++++ DATASET CONTENT
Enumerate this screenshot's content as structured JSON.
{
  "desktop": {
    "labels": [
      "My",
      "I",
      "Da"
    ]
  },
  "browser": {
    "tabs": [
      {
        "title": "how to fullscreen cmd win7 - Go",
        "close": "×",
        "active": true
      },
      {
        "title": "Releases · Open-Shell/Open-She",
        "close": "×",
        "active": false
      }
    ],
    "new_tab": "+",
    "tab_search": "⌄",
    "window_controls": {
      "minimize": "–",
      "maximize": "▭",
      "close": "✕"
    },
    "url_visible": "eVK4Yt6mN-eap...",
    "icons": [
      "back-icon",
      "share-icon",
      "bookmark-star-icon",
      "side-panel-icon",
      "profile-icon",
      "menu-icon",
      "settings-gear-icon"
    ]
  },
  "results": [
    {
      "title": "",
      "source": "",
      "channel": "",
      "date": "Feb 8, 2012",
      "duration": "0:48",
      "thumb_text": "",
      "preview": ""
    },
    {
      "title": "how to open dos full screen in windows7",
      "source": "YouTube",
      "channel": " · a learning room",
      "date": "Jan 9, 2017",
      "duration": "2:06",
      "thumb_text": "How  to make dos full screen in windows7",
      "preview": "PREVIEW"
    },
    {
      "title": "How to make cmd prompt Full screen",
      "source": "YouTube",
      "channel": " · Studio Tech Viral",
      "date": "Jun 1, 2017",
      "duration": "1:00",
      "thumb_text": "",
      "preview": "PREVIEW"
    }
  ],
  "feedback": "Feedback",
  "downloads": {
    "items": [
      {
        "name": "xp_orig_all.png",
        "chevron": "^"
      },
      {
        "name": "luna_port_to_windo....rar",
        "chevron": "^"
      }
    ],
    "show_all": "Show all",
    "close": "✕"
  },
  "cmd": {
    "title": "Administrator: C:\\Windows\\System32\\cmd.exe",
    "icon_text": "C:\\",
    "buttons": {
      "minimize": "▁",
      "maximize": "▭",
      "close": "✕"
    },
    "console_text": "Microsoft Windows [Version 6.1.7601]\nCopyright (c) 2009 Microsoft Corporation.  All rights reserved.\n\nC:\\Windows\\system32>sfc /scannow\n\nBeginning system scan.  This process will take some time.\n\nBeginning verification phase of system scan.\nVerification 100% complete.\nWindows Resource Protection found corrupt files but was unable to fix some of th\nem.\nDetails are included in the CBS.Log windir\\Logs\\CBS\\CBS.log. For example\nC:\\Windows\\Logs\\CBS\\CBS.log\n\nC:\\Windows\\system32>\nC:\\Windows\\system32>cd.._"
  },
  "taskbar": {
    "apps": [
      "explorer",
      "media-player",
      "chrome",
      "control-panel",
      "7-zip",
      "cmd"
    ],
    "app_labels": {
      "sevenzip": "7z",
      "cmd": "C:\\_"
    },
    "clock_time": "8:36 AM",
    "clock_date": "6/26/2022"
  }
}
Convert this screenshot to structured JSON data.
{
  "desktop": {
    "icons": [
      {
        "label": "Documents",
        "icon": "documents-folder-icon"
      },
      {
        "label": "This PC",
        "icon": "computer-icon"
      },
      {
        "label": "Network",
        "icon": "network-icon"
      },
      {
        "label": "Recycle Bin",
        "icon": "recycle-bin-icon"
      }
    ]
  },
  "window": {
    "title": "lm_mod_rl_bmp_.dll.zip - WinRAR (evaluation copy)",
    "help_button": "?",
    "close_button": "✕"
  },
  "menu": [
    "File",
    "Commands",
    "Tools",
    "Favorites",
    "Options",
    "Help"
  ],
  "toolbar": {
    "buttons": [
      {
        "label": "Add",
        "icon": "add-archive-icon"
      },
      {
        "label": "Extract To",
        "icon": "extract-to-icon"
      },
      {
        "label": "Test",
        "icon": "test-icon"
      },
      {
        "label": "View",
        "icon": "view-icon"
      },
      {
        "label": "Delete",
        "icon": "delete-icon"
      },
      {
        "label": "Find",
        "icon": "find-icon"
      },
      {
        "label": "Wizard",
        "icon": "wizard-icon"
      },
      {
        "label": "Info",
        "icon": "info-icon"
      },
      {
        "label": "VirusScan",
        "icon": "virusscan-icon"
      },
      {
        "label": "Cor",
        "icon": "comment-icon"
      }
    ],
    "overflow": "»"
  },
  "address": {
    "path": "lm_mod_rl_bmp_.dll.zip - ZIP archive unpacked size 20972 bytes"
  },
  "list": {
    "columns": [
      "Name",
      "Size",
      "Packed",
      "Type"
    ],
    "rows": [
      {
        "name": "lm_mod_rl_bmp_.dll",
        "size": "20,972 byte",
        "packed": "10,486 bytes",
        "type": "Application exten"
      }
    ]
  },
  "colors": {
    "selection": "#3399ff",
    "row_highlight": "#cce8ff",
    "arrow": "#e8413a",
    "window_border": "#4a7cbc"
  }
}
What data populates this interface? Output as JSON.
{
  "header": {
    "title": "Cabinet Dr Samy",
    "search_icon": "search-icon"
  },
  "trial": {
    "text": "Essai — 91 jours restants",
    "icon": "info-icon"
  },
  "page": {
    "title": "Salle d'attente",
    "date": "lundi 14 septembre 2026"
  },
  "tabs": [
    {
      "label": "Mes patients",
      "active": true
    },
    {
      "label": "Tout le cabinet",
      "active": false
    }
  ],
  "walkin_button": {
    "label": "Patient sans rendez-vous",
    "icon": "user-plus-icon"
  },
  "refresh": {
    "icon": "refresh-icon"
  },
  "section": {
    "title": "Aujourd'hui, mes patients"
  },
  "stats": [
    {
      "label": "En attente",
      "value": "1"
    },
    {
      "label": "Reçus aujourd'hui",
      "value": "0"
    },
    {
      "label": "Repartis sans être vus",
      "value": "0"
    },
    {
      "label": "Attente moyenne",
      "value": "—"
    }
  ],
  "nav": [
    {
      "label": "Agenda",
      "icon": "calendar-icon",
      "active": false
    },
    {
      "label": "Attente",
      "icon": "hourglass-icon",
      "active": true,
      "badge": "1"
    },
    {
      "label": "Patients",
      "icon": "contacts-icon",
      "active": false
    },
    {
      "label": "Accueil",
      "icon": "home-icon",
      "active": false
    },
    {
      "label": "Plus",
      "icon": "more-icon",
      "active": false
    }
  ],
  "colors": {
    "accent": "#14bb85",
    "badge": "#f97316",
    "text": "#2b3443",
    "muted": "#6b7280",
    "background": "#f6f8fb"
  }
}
++++++++
TASK STATEMENT
Make an exact copy of the whole listing, so that no line is lost.

ANSWER SECTION
Enumerate this screenshot's content as structured JSON.
{
  "desktop": {
    "labels": [
      "My",
      "I",
      "Da"
    ]
  },
  "browser": {
    "tabs": [
      {
        "title": "how to fullscreen cmd win7 - Go",
        "close": "×",
        "active": true
      },
      {
        "title": "Releases · Open-Shell/Open-She",
        "close": "×",
        "active": false
      }
    ],
    "new_tab": "+",
    "tab_search": "⌄",
    "window_controls": {
      "minimize": "–",
      "maximize": "▭",
      "close": "✕"
    },
    "url_visible": "eVK4Yt6mN-eap...",
    "icons": [
      "back-icon",
      "share-icon",
      "bookmark-star-icon",
      "side-panel-icon",
      "profile-icon",
      "menu-icon",
      "settings-gear-icon"
    ]
  },
  "results": [
    {
      "title": "",
      "source": "",
      "channel": "",
      "date": "Feb 8, 2012",
      "duration": "0:48",
      "thumb_text": "",
      "preview": ""
    },
    {
      "title": "how to open dos full screen in windows7",
      "source": "YouTube",
      "channel": " · a learning room",
      "date": "Jan 9, 2017",
      "duration": "2:06",
      "thumb_text": "How  to make dos full screen in windows7",
      "preview": "PREVIEW"
    },
    {
      "title": "How to make cmd prompt Full screen",
      "source": "YouTube",
      "channel": " · Studio Tech Viral",
      "date": "Jun 1, 2017",
      "duration": "1:00",
      "thumb_text": "",
      "preview": "PREVIEW"
    }
  ],
  "feedback": "Feedback",
  "downloads": {
    "items": [
      {
        "name": "xp_orig_all.png",
        "chevron": "^"
      },
      {
        "name": "luna_port_to_windo....rar",
        "chevron": "^"
      }
    ],
    "show_all": "Show all",
    "close": "✕"
  },
  "cmd": {
    "title": "Administrator: C:\\Windows\\System32\\cmd.exe",
    "icon_text": "C:\\",
    "buttons": {
      "minimize": "▁",
      "maximize": "▭",
      "close": "✕"
    },
    "console_text": "Microsoft Windows [Version 6.1.7601]\nCopyright (c) 2009 Microsoft Corporation.  All rights reserved.\n\nC:\\Windows\\system32>sfc /scannow\n\nBeginning system scan.  This process will take some time.\n\nBeginning verification phase of system scan.\nVerification 100% complete.\nWindows Resource Protection found corrupt files but was unable to fix some of th\nem.\nDetails are included in the CBS.Log windir\\Logs\\CBS\\CBS.log. For example\nC:\\Windows\\Logs\\CBS\\CBS.log\n\nC:\\Windows\\system32>\nC:\\Windows\\system32>cd.._"
  },
  "taskbar": {
    "apps": [
      "explorer",
      "media-player",
      "chrome",
      "control-panel",
      "7-zip",
      "cmd"
    ],
    "app_labels": {
      "sevenzip": "7z",
      "cmd": "C:\\_"
    },
    "clock_time": "8:36 AM",
    "clock_date": "6/26/2022"
  }
}
Convert this screenshot to structured JSON data.
{
  "desktop": {
    "icons": [
      {
        "label": "Documents",
        "icon": "documents-folder-icon"
      },
      {
        "label": "This PC",
        "icon": "computer-icon"
      },
      {
        "label": "Network",
        "icon": "network-icon"
      },
      {
        "label": "Recycle Bin",
        "icon": "recycle-bin-icon"
      }
    ]
  },
  "window": {
    "title": "lm_mod_rl_bmp_.dll.zip - WinRAR (evaluation copy)",
    "help_button": "?",
    "close_button": "✕"
  },
  "menu": [
    "File",
    "Commands",
    "Tools",
    "Favorites",
    "Options",
    "Help"
  ],
  "toolbar": {
    "buttons": [
      {
        "label": "Add",
        "icon": "add-archive-icon"
      },
      {
        "label": "Extract To",
        "icon": "extract-to-icon"
      },
      {
        "label": "Test",
        "icon": "test-icon"
      },
      {
        "label": "View",
        "icon": "view-icon"
      },
      {
        "label": "Delete",
        "icon": "delete-icon"
      },
      {
        "label": "Find",
        "icon": "find-icon"
      },
      {
        "label": "Wizard",
        "icon": "wizard-icon"
      },
      {
        "label": "Info",
        "icon": "info-icon"
      },
      {
        "label": "VirusScan",
        "icon": "virusscan-icon"
      },
      {
        "label": "Cor",
        "icon": "comment-icon"
      }
    ],
    "overflow": "»"
  },
  "address": {
    "path": "lm_mod_rl_bmp_.dll.zip - ZIP archive unpacked size 20972 bytes"
  },
  "list": {
    "columns": [
      "Name",
      "Size",
      "Packed",
      "Type"
    ],
    "rows": [
      {
        "name": "lm_mod_rl_bmp_.dll",
        "size": "20,972 byte",
        "packed": "10,486 bytes",
        "type": "Application exten"
      }
    ]
  },
  "colors": {
    "selection": "#3399ff",
    "row_highlight": "#cce8ff",
    "arrow": "#e8413a",
    "window_border": "#4a7cbc"
  }
}
What data populates this interface? Output as JSON.
{
  "header": {
    "title": "Cabinet Dr Samy",
    "search_icon": "search-icon"
  },
  "trial": {
    "text": "Essai — 91 jours restants",
    "icon": "info-icon"
  },
  "page": {
    "title": "Salle d'attente",
    "date": "lundi 14 septembre 2026"
  },
  "tabs": [
    {
      "label": "Mes patients",
      "active": true
    },
    {
      "label": "Tout le cabinet",
      "active": false
    }
  ],
  "walkin_button": {
    "label": "Patient sans rendez-vous",
    "icon": "user-plus-icon"
  },
  "refresh": {
    "icon": "refresh-icon"
  },
  "section": {
    "title": "Aujourd'hui, mes patients"
  },
  "stats": [
    {
      "label": "En attente",
      "value": "1"
    },
    {
      "label": "Reçus aujourd'hui",
      "value": "0"
    },
    {
      "label": "Repartis sans être vus",
      "value": "0"
    },
    {
      "label": "Attente moyenne",
      "value": "—"
    }
  ],
  "nav": [
    {
      "label": "Agenda",
      "icon": "calendar-icon",
      "active": false
    },
    {
      "label": "Attente",
      "icon": "hourglass-icon",
      "active": true,
      "badge": "1"
    },
    {
      "label": "Patients",
      "icon": "contacts-icon",
      "active": false
    },
    {
      "label": "Accueil",
      "icon": "home-icon",
      "active": false
    },
    {
      "label": "Plus",
      "icon": "more-icon",
      "active": false
    }
  ],
  "colors": {
    "accent": "#14bb85",
    "badge": "#f97316",
    "text": "#2b3443",
    "muted": "#6b7280",
    "background": "#f6f8fb"
  }
}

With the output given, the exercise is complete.